Start of Task input

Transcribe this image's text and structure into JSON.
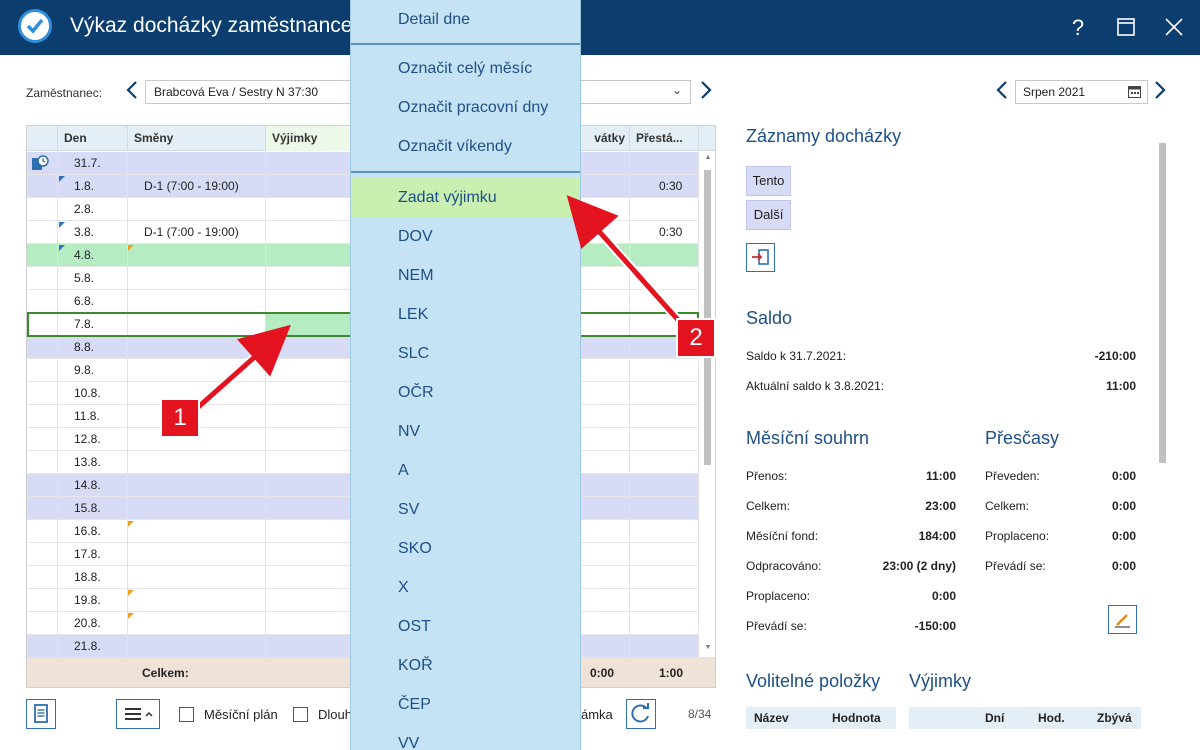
{
  "window": {
    "title": "Výkaz docházky zaměstnance",
    "help_label": "?",
    "maximize_label": "☐",
    "close_label": "✕"
  },
  "employee": {
    "label": "Zaměstnanec:",
    "value": "Brabcová Eva / Sestry N 37:30",
    "month": "Srpen 2021"
  },
  "table": {
    "headers": [
      "Den",
      "Směny",
      "Výjimky",
      "vátky",
      "Přestá..."
    ],
    "rows": [
      {
        "day": "31.7.",
        "shift": "",
        "extra": "",
        "type": "weekend"
      },
      {
        "day": "1.8.",
        "shift": "D-1 (7:00 - 19:00)",
        "extra": "0:30",
        "type": "weekend"
      },
      {
        "day": "2.8.",
        "shift": "",
        "extra": "",
        "type": "normal"
      },
      {
        "day": "3.8.",
        "shift": "D-1 (7:00 - 19:00)",
        "extra": "0:30",
        "type": "normal"
      },
      {
        "day": "4.8.",
        "shift": "",
        "extra": "",
        "type": "holiday"
      },
      {
        "day": "5.8.",
        "shift": "",
        "extra": "",
        "type": "normal"
      },
      {
        "day": "6.8.",
        "shift": "",
        "extra": "",
        "type": "normal"
      },
      {
        "day": "7.8.",
        "shift": "",
        "extra": "",
        "type": "selected"
      },
      {
        "day": "8.8.",
        "shift": "",
        "extra": "",
        "type": "weekend"
      },
      {
        "day": "9.8.",
        "shift": "",
        "extra": "",
        "type": "normal"
      },
      {
        "day": "10.8.",
        "shift": "",
        "extra": "",
        "type": "normal"
      },
      {
        "day": "11.8.",
        "shift": "",
        "extra": "",
        "type": "normal"
      },
      {
        "day": "12.8.",
        "shift": "",
        "extra": "",
        "type": "normal"
      },
      {
        "day": "13.8.",
        "shift": "",
        "extra": "",
        "type": "normal"
      },
      {
        "day": "14.8.",
        "shift": "",
        "extra": "",
        "type": "weekend"
      },
      {
        "day": "15.8.",
        "shift": "",
        "extra": "",
        "type": "weekend"
      },
      {
        "day": "16.8.",
        "shift": "",
        "extra": "",
        "type": "normal"
      },
      {
        "day": "17.8.",
        "shift": "",
        "extra": "",
        "type": "normal"
      },
      {
        "day": "18.8.",
        "shift": "",
        "extra": "",
        "type": "normal"
      },
      {
        "day": "19.8.",
        "shift": "",
        "extra": "",
        "type": "normal"
      },
      {
        "day": "20.8.",
        "shift": "",
        "extra": "",
        "type": "normal"
      },
      {
        "day": "21.8.",
        "shift": "",
        "extra": "",
        "type": "weekend"
      }
    ],
    "footer_label": "Celkem:",
    "footer_col4": "0:00",
    "footer_col5": "1:00"
  },
  "toolbar": {
    "monthly_plan_label": "Měsíční plán",
    "dlouh_label": "Dlouh",
    "poznamka_label": "ámka",
    "page_count": "8/34"
  },
  "menu": {
    "items": [
      "Detail dne",
      "Označit celý měsíc",
      "Označit pracovní dny",
      "Označit víkendy",
      "Zadat výjimku",
      "DOV",
      "NEM",
      "LEK",
      "SLC",
      "OČR",
      "NV",
      "A",
      "SV",
      "SKO",
      "X",
      "OST",
      "KOŘ",
      "ČEP",
      "VV"
    ]
  },
  "right_panel": {
    "records_title": "Záznamy docházky",
    "btn_this": "Tento",
    "btn_next": "Další",
    "saldo_title": "Saldo",
    "saldo_prev_label": "Saldo k 31.7.2021:",
    "saldo_prev_value": "-210:00",
    "saldo_curr_label": "Aktuální saldo k 3.8.2021:",
    "saldo_curr_value": "11:00",
    "summary_title": "Měsíční souhrn",
    "summary": [
      {
        "label": "Přenos:",
        "value": "11:00"
      },
      {
        "label": "Celkem:",
        "value": "23:00"
      },
      {
        "label": "Měsíční fond:",
        "value": "184:00"
      },
      {
        "label": "Odpracováno:",
        "value": "23:00 (2 dny)"
      },
      {
        "label": "Proplaceno:",
        "value": "0:00"
      },
      {
        "label": "Převádí se:",
        "value": "-150:00"
      }
    ],
    "overtime_title": "Přesčasy",
    "overtime": [
      {
        "label": "Převeden:",
        "value": "0:00"
      },
      {
        "label": "Celkem:",
        "value": "0:00"
      },
      {
        "label": "Proplaceno:",
        "value": "0:00"
      },
      {
        "label": "Převádí se:",
        "value": "0:00"
      }
    ],
    "optional_title": "Volitelné položky",
    "exceptions_title": "Výjimky",
    "optional_headers": [
      "Název",
      "Hodnota"
    ],
    "exceptions_headers": [
      "Dní",
      "Hod.",
      "Zbývá"
    ]
  },
  "callouts": {
    "one": "1",
    "two": "2"
  },
  "colors": {
    "titlebar": "#0b3d6e",
    "menu_bg": "#c5e3f5",
    "menu_active": "#c9f0b0",
    "arrow": "#e3131f",
    "weekend": "#d7dbf5",
    "holiday": "#b6ecc2"
  }
}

End of Task input

### Task brief
Review the preceding data and report every line that includes the string "Označit".

### In response
      "Označit celý měsíc",
      "Označit pracovní dny",
      "Označit víkendy",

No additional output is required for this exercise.